## Task to carry out
Select the lines below containing the word "Weekly".

## Records for the task
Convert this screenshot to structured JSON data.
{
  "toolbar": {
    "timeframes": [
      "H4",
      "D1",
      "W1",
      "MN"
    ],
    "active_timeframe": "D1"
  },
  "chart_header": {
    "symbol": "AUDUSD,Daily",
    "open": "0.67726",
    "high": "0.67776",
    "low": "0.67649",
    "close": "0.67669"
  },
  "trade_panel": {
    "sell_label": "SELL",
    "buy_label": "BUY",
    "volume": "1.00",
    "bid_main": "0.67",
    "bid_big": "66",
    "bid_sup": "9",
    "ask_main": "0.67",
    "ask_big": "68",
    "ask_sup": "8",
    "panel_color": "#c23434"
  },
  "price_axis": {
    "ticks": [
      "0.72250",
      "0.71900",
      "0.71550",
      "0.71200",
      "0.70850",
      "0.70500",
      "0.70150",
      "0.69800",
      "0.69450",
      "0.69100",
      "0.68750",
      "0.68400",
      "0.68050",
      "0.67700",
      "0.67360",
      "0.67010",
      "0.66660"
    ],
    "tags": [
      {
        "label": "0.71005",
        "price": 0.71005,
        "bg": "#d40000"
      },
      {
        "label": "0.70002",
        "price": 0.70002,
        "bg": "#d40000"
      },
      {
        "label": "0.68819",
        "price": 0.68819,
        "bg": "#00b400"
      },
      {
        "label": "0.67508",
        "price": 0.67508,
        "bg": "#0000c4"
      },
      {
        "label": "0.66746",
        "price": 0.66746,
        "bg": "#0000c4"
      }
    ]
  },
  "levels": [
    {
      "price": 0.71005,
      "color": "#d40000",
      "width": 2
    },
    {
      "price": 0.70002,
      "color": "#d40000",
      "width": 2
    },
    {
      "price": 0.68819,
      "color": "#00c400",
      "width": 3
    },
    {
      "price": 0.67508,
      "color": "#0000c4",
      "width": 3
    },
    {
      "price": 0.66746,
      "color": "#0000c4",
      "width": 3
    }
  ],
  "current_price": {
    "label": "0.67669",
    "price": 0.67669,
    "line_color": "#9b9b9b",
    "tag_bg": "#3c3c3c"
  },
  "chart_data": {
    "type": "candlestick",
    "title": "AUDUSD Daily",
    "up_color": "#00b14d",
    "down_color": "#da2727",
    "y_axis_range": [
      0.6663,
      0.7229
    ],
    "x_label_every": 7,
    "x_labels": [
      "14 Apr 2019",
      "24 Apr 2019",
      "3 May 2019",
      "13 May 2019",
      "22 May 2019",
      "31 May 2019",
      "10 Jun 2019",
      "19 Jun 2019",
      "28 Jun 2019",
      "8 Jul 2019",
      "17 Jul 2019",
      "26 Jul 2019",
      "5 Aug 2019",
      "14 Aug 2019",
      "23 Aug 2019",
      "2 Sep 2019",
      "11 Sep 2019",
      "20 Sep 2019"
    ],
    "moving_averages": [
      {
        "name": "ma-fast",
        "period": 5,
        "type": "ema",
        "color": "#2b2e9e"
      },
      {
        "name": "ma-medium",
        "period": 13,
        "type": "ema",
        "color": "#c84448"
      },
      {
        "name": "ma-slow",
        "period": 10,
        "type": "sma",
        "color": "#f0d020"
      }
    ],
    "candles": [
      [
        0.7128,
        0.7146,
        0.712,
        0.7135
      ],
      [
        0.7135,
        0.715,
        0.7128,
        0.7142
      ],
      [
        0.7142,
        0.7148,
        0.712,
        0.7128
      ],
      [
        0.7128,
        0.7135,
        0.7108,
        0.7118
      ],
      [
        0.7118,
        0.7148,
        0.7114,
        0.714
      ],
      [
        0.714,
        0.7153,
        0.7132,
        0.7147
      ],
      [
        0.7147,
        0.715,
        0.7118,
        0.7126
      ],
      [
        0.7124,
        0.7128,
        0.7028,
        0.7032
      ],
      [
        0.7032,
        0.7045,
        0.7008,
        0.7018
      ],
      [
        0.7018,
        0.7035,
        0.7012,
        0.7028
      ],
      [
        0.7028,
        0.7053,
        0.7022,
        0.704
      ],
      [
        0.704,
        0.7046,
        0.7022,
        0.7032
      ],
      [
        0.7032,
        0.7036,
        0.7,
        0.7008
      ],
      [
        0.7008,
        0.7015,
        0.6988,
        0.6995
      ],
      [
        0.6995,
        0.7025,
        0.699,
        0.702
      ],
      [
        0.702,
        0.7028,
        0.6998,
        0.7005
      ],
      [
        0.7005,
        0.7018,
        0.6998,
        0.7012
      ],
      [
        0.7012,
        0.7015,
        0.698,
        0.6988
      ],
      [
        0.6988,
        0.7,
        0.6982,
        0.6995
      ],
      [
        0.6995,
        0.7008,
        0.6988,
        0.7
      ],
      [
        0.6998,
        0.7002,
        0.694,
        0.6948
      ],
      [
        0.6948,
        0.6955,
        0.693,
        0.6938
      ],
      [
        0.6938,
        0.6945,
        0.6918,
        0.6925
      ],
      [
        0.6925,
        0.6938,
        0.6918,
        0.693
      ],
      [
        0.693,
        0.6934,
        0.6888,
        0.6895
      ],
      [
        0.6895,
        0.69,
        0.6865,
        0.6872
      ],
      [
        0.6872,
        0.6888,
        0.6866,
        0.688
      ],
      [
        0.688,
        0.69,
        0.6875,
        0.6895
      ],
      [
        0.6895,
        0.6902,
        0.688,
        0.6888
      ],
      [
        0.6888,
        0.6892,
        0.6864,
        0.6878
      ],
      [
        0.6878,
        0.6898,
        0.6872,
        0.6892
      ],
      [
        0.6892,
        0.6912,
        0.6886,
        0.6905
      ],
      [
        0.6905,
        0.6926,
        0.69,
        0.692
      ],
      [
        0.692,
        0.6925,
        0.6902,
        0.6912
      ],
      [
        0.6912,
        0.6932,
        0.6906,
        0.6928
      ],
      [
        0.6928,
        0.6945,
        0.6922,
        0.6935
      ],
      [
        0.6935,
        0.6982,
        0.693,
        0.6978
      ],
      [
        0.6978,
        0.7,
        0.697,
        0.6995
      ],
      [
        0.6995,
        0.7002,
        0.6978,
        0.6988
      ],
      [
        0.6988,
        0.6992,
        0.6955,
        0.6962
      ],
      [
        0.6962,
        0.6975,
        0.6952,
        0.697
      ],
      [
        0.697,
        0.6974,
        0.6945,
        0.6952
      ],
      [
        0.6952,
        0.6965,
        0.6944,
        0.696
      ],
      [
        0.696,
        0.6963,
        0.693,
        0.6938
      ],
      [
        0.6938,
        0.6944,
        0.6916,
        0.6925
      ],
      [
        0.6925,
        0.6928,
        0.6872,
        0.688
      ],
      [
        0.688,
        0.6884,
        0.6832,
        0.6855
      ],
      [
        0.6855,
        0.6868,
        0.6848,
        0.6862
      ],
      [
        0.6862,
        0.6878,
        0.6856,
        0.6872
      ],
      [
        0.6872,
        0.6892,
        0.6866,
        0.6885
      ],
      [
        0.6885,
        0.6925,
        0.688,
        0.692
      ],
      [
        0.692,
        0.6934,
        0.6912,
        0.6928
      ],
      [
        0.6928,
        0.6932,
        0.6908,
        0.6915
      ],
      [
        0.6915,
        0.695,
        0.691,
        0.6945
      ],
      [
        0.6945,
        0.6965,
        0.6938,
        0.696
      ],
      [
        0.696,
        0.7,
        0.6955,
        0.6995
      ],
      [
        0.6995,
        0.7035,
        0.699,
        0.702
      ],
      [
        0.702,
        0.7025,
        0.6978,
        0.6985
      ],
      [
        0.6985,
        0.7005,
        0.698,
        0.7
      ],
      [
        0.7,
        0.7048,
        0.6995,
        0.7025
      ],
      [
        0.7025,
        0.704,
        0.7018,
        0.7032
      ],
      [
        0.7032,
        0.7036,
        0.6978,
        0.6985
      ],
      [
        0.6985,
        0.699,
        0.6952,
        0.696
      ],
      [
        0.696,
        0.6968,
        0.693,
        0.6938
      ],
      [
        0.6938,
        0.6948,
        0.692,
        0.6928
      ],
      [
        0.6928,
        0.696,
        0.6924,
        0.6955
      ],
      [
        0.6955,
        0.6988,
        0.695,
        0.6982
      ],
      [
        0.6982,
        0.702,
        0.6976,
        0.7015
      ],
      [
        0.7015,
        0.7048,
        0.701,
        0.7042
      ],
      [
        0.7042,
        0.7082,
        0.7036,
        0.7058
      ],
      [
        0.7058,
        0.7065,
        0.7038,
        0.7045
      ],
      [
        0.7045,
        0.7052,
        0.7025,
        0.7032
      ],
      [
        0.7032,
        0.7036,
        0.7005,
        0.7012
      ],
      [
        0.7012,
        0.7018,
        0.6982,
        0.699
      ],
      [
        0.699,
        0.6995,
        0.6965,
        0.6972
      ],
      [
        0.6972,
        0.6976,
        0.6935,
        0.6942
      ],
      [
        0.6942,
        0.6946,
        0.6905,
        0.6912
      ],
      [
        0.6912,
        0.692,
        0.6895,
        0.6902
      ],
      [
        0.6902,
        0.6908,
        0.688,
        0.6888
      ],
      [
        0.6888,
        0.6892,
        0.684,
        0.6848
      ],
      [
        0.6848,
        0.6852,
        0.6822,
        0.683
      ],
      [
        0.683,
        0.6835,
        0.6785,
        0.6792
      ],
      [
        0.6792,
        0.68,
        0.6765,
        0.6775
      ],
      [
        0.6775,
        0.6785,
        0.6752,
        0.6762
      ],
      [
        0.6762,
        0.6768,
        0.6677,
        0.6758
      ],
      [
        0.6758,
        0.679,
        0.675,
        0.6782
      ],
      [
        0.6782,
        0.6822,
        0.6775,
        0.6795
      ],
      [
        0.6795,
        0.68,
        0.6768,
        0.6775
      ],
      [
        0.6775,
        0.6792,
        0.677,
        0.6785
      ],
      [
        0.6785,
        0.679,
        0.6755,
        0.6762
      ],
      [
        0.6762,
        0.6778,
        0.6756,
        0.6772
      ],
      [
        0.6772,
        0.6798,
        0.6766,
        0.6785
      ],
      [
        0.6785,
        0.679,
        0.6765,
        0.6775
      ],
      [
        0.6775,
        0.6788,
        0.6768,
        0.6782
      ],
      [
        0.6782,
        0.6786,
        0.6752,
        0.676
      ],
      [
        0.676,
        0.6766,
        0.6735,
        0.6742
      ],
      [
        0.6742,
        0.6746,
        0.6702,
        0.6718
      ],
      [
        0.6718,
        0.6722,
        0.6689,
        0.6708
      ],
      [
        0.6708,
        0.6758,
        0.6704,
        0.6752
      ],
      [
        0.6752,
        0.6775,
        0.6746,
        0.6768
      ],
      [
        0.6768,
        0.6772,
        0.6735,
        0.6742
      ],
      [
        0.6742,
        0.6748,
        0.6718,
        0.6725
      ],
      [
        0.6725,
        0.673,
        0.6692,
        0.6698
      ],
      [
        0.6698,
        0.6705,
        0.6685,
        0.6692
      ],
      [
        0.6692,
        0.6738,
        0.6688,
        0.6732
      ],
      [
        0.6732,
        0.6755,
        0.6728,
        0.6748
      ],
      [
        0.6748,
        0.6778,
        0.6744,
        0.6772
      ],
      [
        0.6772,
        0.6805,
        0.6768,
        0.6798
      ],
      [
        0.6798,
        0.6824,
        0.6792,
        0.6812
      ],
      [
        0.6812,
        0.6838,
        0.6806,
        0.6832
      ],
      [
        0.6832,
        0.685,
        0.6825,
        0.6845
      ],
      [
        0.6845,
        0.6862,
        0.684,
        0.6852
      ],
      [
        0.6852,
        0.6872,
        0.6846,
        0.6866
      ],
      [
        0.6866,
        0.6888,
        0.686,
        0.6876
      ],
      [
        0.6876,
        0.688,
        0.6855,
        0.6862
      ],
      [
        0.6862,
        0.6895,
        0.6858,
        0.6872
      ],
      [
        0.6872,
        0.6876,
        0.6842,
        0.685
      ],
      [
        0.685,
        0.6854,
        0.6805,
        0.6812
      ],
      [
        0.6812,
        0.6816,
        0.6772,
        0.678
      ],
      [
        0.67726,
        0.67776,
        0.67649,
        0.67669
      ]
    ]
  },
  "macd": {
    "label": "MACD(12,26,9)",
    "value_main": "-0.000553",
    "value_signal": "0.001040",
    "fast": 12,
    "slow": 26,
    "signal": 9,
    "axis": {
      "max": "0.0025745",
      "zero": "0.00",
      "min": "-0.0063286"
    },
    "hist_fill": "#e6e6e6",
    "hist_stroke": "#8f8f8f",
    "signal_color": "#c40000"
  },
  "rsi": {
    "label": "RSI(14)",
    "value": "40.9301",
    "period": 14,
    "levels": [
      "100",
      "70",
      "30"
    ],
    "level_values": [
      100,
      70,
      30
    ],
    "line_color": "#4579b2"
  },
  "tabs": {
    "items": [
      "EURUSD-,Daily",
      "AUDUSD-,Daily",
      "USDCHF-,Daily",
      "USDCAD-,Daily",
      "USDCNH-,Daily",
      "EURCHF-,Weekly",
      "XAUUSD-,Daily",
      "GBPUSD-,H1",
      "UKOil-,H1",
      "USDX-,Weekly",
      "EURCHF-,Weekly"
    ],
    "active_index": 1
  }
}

## Answer to this exercise
      "EURCHF-,Weekly",
      "USDX-,Weekly",
      "EURCHF-,Weekly"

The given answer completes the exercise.